GOAL OF THE EXERCISE — Any pictures in the records below should be skipped; write out everything else exactly.

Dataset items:
▬▬▬
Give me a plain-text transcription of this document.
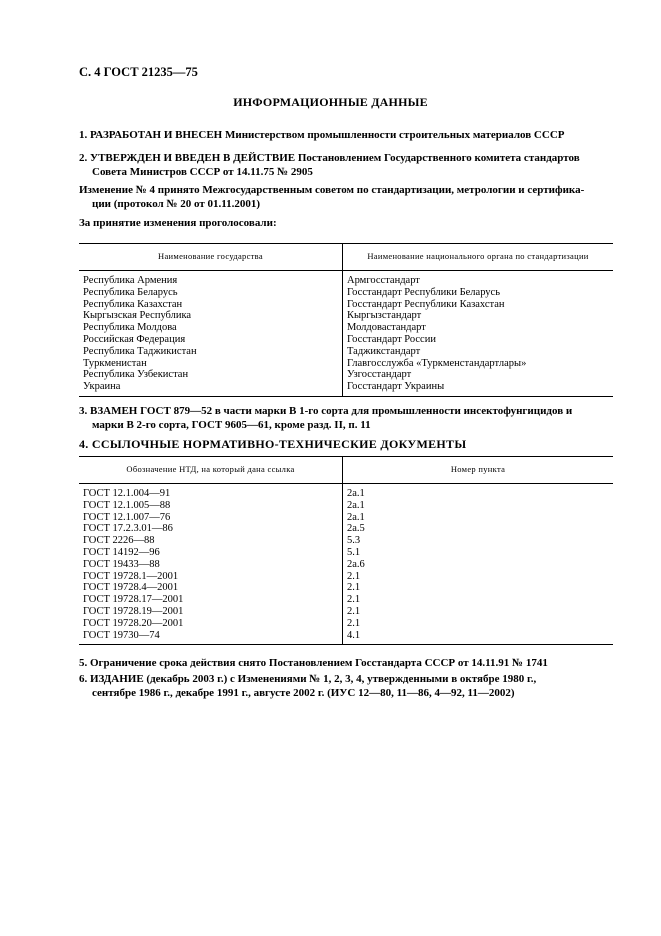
С. 4 ГОСТ 21235—75
ИНФОРМАЦИОННЫЕ ДАННЫЕ
1. РАЗРАБОТАН И ВНЕСЕН Министерством промышленности строительных материалов СССР
2. УТВЕРЖДЕН И ВВЕДЕН В ДЕЙСТВИЕ Постановлением Государственного комитета стандартов
Совета Министров СССР от 14.11.75 № 2905
Изменение № 4 принято Межгосударственным советом по стандартизации, метрологии и сертифика-
ции (протокол № 20 от 01.11.2001)
За принятие изменения проголосовали:
Наименование государства	Наименование национального органа по стандартизации
Республика Армения	Армгосстандарт
Республика Беларусь	Госстандарт Республики Беларусь
Республика Казахстан	Госстандарт Республики Казахстан
Кыргызская Республика	Кыргызстандарт
Республика Молдова	Молдовастандарт
Российская Федерация	Госстандарт России
Республика Таджикистан	Таджикстандарт
Туркменистан	Главгосслужба «Туркменстандартлары»
Республика Узбекистан	Узгосстандарт
Украина	Госстандарт Украины
3. ВЗАМЕН ГОСТ 879—52 в части марки В 1-го сорта для промышленности инсектофунгицидов и
марки В 2-го сорта, ГОСТ 9605—61, кроме разд. II, п. 11
4. ССЫЛОЧНЫЕ НОРМАТИВНО-ТЕХНИЧЕСКИЕ ДОКУМЕНТЫ
Обозначение НТД, на который дана ссылка	Номер пункта
ГОСТ 12.1.004—91	2а.1
ГОСТ 12.1.005—88	2а.1
ГОСТ 12.1.007—76	2а.1
ГОСТ 17.2.3.01—86	2а.5
ГОСТ 2226—88	5.3
ГОСТ 14192—96	5.1
ГОСТ 19433—88	2а.6
ГОСТ 19728.1—2001	2.1
ГОСТ 19728.4—2001	2.1
ГОСТ 19728.17—2001	2.1
ГОСТ 19728.19—2001	2.1
ГОСТ 19728.20—2001	2.1
ГОСТ 19730—74	4.1
5. Ограничение срока действия снято Постановлением Госстандарта СССР от 14.11.91 № 1741
6. ИЗДАНИЕ (декабрь 2003 г.) с Изменениями № 1, 2, 3, 4, утвержденными в октябре 1980 г.,
сентябре 1986 г., декабре 1991 г., августе 2002 г. (ИУС 12—80, 11—86, 4—92, 11—2002)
▬▬▬
WRITTEN RESPONSE —
Give me a plain-text transcription of this document.
С. 4 ГОСТ 21235—75
ИНФОРМАЦИОННЫЕ ДАННЫЕ
1. РАЗРАБОТАН И ВНЕСЕН Министерством промышленности строительных материалов СССР
2. УТВЕРЖДЕН И ВВЕДЕН В ДЕЙСТВИЕ Постановлением Государственного комитета стандартов
Совета Министров СССР от 14.11.75 № 2905
Изменение № 4 принято Межгосударственным советом по стандартизации, метрологии и сертифика-
ции (протокол № 20 от 01.11.2001)
За принятие изменения проголосовали:
Наименование государства	Наименование национального органа по стандартизации
Республика Армения	Армгосстандарт
Республика Беларусь	Госстандарт Республики Беларусь
Республика Казахстан	Госстандарт Республики Казахстан
Кыргызская Республика	Кыргызстандарт
Республика Молдова	Молдовастандарт
Российская Федерация	Госстандарт России
Республика Таджикистан	Таджикстандарт
Туркменистан	Главгосслужба «Туркменстандартлары»
Республика Узбекистан	Узгосстандарт
Украина	Госстандарт Украины
3. ВЗАМЕН ГОСТ 879—52 в части марки В 1-го сорта для промышленности инсектофунгицидов и
марки В 2-го сорта, ГОСТ 9605—61, кроме разд. II, п. 11
4. ССЫЛОЧНЫЕ НОРМАТИВНО-ТЕХНИЧЕСКИЕ ДОКУМЕНТЫ
Обозначение НТД, на который дана ссылка	Номер пункта
ГОСТ 12.1.004—91	2а.1
ГОСТ 12.1.005—88	2а.1
ГОСТ 12.1.007—76	2а.1
ГОСТ 17.2.3.01—86	2а.5
ГОСТ 2226—88	5.3
ГОСТ 14192—96	5.1
ГОСТ 19433—88	2а.6
ГОСТ 19728.1—2001	2.1
ГОСТ 19728.4—2001	2.1
ГОСТ 19728.17—2001	2.1
ГОСТ 19728.19—2001	2.1
ГОСТ 19728.20—2001	2.1
ГОСТ 19730—74	4.1
5. Ограничение срока действия снято Постановлением Госстандарта СССР от 14.11.91 № 1741
6. ИЗДАНИЕ (декабрь 2003 г.) с Изменениями № 1, 2, 3, 4, утвержденными в октябре 1980 г.,
сентябре 1986 г., декабре 1991 г., августе 2002 г. (ИУС 12—80, 11—86, 4—92, 11—2002)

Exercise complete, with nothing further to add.